__Task brief__
Print, exactly and completely, every entry in the data.

(Stored records)
- - -

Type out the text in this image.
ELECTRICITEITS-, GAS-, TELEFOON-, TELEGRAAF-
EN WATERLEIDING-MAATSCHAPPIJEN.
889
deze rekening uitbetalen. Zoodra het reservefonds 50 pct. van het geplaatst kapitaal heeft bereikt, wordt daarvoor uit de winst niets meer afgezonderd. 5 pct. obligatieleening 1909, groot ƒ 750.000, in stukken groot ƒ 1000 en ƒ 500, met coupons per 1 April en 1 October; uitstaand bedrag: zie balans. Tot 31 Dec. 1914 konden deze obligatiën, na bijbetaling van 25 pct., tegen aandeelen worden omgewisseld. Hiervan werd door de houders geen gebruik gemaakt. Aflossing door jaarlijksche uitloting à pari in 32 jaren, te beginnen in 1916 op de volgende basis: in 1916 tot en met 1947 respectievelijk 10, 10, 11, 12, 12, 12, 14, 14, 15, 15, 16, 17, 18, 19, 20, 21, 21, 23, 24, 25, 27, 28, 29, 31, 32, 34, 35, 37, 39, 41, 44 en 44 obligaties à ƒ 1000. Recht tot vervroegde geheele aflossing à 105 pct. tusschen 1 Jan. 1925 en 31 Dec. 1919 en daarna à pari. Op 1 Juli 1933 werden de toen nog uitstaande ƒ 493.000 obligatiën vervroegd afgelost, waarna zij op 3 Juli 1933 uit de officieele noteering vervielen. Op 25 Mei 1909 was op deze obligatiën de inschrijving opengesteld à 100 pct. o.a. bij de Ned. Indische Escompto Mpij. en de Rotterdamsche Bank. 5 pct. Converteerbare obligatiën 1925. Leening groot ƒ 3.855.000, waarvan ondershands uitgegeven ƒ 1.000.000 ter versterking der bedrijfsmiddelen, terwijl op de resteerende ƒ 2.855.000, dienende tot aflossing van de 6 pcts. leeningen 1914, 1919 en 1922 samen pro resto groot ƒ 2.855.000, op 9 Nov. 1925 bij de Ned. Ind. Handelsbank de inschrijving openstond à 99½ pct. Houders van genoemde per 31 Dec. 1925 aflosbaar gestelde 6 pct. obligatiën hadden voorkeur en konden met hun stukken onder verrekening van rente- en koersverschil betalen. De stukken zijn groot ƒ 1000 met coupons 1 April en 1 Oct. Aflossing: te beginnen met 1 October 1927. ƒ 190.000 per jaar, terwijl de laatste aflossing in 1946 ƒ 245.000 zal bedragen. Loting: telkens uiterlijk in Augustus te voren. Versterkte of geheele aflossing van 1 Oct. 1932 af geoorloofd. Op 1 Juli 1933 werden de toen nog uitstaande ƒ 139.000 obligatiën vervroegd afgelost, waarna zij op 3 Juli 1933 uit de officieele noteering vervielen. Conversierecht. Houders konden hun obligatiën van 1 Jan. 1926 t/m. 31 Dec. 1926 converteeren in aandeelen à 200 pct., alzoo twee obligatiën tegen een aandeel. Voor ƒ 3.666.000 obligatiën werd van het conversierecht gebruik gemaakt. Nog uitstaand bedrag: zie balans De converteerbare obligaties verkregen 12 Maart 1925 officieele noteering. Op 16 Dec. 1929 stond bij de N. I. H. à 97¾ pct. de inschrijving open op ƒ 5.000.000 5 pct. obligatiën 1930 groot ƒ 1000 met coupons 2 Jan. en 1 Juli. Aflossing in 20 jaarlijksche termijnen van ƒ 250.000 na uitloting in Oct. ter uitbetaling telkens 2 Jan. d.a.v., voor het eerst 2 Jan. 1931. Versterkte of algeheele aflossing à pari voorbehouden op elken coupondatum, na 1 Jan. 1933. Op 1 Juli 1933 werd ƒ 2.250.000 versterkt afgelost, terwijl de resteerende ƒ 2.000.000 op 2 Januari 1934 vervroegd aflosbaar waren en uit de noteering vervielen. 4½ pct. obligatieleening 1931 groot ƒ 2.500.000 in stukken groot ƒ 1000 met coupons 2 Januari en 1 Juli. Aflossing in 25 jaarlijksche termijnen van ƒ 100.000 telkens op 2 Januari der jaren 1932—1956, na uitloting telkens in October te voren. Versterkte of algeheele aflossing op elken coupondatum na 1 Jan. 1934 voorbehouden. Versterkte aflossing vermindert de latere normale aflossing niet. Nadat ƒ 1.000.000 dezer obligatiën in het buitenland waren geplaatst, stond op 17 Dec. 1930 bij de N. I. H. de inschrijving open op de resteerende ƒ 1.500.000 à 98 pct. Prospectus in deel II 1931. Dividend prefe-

- - -

__Result below__
Type out the text in this image.
ELECTRICITEITS-, GAS-, TELEFOON-, TELEGRAAF-
EN WATERLEIDING-MAATSCHAPPIJEN.
889
deze rekening uitbetalen. Zoodra het reservefonds 50 pct. van het geplaatst kapitaal heeft bereikt, wordt daarvoor uit de winst niets meer afgezonderd. 5 pct. obligatieleening 1909, groot ƒ 750.000, in stukken groot ƒ 1000 en ƒ 500, met coupons per 1 April en 1 October; uitstaand bedrag: zie balans. Tot 31 Dec. 1914 konden deze obligatiën, na bijbetaling van 25 pct., tegen aandeelen worden omgewisseld. Hiervan werd door de houders geen gebruik gemaakt. Aflossing door jaarlijksche uitloting à pari in 32 jaren, te beginnen in 1916 op de volgende basis: in 1916 tot en met 1947 respectievelijk 10, 10, 11, 12, 12, 12, 14, 14, 15, 15, 16, 17, 18, 19, 20, 21, 21, 23, 24, 25, 27, 28, 29, 31, 32, 34, 35, 37, 39, 41, 44 en 44 obligaties à ƒ 1000. Recht tot vervroegde geheele aflossing à 105 pct. tusschen 1 Jan. 1925 en 31 Dec. 1919 en daarna à pari. Op 1 Juli 1933 werden de toen nog uitstaande ƒ 493.000 obligatiën vervroegd afgelost, waarna zij op 3 Juli 1933 uit de officieele noteering vervielen. Op 25 Mei 1909 was op deze obligatiën de inschrijving opengesteld à 100 pct. o.a. bij de Ned. Indische Escompto Mpij. en de Rotterdamsche Bank. 5 pct. Converteerbare obligatiën 1925. Leening groot ƒ 3.855.000, waarvan ondershands uitgegeven ƒ 1.000.000 ter versterking der bedrijfsmiddelen, terwijl op de resteerende ƒ 2.855.000, dienende tot aflossing van de 6 pcts. leeningen 1914, 1919 en 1922 samen pro resto groot ƒ 2.855.000, op 9 Nov. 1925 bij de Ned. Ind. Handelsbank de inschrijving openstond à 99½ pct. Houders van genoemde per 31 Dec. 1925 aflosbaar gestelde 6 pct. obligatiën hadden voorkeur en konden met hun stukken onder verrekening van rente- en koersverschil betalen. De stukken zijn groot ƒ 1000 met coupons 1 April en 1 Oct. Aflossing: te beginnen met 1 October 1927. ƒ 190.000 per jaar, terwijl de laatste aflossing in 1946 ƒ 245.000 zal bedragen. Loting: telkens uiterlijk in Augustus te voren. Versterkte of geheele aflossing van 1 Oct. 1932 af geoorloofd. Op 1 Juli 1933 werden de toen nog uitstaande ƒ 139.000 obligatiën vervroegd afgelost, waarna zij op 3 Juli 1933 uit de officieele noteering vervielen. Conversierecht. Houders konden hun obligatiën van 1 Jan. 1926 t/m. 31 Dec. 1926 converteeren in aandeelen à 200 pct., alzoo twee obligatiën tegen een aandeel. Voor ƒ 3.666.000 obligatiën werd van het conversierecht gebruik gemaakt. Nog uitstaand bedrag: zie balans De converteerbare obligaties verkregen 12 Maart 1925 officieele noteering. Op 16 Dec. 1929 stond bij de N. I. H. à 97¾ pct. de inschrijving open op ƒ 5.000.000 5 pct. obligatiën 1930 groot ƒ 1000 met coupons 2 Jan. en 1 Juli. Aflossing in 20 jaarlijksche termijnen van ƒ 250.000 na uitloting in Oct. ter uitbetaling telkens 2 Jan. d.a.v., voor het eerst 2 Jan. 1931. Versterkte of algeheele aflossing à pari voorbehouden op elken coupondatum, na 1 Jan. 1933. Op 1 Juli 1933 werd ƒ 2.250.000 versterkt afgelost, terwijl de resteerende ƒ 2.000.000 op 2 Januari 1934 vervroegd aflosbaar waren en uit de noteering vervielen. 4½ pct. obligatieleening 1931 groot ƒ 2.500.000 in stukken groot ƒ 1000 met coupons 2 Januari en 1 Juli. Aflossing in 25 jaarlijksche termijnen van ƒ 100.000 telkens op 2 Januari der jaren 1932—1956, na uitloting telkens in October te voren. Versterkte of algeheele aflossing op elken coupondatum na 1 Jan. 1934 voorbehouden. Versterkte aflossing vermindert de latere normale aflossing niet. Nadat ƒ 1.000.000 dezer obligatiën in het buitenland waren geplaatst, stond op 17 Dec. 1930 bij de N. I. H. de inschrijving open op de resteerende ƒ 1.500.000 à 98 pct. Prospectus in deel II 1931. Dividend prefe-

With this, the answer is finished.